Wherever the word "margin" appears in the entries, copy the whole line.

> **Data for processing**
__________________________________________________
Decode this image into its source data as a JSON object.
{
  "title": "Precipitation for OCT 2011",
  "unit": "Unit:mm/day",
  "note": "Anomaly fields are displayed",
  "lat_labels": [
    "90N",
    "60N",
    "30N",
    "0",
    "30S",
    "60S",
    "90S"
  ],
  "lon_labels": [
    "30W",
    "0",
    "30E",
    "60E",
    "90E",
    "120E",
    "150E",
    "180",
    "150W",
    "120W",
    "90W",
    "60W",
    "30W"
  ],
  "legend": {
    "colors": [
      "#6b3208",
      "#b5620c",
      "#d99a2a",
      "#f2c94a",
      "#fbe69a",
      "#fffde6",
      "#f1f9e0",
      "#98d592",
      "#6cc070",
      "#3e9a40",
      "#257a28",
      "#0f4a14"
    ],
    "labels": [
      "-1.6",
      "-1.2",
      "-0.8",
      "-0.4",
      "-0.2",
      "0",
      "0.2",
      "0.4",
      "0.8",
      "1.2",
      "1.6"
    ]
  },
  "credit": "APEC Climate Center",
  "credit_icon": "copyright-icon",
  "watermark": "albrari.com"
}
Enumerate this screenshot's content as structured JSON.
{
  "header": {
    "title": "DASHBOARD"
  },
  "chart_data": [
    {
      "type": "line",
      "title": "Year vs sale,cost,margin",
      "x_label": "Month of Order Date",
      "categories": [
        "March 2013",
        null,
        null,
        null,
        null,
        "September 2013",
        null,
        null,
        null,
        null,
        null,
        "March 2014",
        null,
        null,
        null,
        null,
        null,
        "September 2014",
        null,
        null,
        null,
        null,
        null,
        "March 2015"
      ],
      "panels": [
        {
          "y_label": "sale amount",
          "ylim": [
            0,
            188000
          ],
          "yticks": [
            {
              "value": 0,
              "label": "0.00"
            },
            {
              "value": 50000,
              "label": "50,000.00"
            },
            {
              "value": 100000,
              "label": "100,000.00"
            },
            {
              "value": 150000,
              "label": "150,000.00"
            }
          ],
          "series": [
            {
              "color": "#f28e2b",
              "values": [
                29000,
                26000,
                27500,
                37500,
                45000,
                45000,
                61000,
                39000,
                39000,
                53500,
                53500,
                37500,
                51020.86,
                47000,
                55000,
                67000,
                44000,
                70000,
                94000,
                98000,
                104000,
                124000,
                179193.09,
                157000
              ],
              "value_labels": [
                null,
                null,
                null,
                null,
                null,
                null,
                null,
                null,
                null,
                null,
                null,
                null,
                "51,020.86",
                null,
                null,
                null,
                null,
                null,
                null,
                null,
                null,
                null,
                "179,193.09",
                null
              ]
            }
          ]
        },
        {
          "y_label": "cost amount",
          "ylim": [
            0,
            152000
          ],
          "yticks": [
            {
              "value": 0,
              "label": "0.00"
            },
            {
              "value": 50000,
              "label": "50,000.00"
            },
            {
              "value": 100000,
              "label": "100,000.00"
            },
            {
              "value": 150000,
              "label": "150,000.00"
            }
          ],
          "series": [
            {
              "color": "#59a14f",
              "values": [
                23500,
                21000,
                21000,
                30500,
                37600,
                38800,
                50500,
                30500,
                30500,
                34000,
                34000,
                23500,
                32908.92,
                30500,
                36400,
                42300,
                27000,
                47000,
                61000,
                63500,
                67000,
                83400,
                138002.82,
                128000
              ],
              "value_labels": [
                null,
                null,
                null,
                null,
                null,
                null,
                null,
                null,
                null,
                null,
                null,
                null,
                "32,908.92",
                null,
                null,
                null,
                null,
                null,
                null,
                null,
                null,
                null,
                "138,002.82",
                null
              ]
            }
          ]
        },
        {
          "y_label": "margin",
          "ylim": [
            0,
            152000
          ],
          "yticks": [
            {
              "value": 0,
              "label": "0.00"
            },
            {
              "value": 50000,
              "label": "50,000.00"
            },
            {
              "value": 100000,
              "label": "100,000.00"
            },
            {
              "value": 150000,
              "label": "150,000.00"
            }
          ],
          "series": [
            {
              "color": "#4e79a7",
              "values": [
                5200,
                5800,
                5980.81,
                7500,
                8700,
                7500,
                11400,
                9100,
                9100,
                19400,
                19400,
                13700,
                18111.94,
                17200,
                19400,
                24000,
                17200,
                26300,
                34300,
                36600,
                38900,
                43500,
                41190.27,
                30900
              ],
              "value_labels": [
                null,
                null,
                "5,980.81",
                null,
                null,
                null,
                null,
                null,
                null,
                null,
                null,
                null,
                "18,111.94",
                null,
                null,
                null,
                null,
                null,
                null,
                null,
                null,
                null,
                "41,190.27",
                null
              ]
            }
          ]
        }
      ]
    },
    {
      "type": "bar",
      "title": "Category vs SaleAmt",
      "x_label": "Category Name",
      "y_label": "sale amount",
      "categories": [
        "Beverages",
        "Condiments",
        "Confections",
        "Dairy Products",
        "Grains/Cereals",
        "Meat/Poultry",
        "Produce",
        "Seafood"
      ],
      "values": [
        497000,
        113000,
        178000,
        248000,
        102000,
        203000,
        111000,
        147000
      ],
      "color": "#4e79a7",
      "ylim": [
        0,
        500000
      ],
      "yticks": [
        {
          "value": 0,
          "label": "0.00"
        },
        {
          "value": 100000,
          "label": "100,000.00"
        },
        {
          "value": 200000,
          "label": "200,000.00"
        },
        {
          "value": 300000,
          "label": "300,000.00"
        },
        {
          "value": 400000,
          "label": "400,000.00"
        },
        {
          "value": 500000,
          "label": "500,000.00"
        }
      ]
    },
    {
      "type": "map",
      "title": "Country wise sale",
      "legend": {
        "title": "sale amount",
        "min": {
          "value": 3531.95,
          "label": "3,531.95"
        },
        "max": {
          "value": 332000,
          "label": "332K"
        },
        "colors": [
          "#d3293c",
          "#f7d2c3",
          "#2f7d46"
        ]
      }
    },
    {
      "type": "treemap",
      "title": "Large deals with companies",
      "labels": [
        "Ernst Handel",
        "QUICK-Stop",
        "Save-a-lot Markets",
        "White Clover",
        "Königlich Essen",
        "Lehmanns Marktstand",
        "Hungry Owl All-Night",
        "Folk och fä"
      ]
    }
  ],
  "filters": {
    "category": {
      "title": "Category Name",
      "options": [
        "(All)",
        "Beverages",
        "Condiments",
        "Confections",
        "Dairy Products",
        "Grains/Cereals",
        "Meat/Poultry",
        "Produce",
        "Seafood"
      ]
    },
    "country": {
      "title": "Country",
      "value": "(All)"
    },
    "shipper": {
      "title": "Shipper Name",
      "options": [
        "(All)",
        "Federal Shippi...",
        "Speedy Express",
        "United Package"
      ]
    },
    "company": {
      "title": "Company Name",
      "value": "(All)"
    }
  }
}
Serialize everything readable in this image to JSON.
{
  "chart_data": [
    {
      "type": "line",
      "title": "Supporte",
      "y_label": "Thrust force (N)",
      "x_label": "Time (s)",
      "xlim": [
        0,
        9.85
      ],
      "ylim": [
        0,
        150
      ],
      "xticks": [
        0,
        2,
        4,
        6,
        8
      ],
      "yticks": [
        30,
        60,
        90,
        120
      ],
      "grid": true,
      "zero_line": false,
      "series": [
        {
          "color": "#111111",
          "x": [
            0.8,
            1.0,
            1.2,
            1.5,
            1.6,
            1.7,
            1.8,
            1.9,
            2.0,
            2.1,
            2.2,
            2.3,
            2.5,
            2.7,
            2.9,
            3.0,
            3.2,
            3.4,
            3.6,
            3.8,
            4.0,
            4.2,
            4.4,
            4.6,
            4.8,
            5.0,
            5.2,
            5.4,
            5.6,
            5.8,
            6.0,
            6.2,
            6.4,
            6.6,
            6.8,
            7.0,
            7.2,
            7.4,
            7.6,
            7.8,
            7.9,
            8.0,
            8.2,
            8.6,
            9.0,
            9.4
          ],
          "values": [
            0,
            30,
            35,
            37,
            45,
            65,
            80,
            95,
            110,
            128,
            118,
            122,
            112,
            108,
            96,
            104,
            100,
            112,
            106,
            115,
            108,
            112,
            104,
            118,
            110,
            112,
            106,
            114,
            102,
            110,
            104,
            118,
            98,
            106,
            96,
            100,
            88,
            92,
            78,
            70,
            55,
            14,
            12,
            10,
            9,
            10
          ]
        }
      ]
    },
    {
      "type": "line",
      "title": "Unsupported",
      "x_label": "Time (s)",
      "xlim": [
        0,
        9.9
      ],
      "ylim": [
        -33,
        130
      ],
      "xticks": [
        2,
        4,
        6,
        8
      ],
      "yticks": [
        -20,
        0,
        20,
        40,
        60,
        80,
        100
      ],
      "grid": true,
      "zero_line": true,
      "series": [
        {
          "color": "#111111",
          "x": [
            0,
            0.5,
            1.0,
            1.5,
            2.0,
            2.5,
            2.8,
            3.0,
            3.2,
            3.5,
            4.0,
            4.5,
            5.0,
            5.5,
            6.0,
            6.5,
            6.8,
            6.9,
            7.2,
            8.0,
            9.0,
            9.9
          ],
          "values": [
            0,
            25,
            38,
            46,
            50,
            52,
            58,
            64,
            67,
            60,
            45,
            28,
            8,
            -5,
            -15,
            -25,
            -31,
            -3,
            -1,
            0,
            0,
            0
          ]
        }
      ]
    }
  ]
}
__________________________________________________
> **Exercise solution**
      "title": "Year vs sale,cost,margin",
          "y_label": "margin",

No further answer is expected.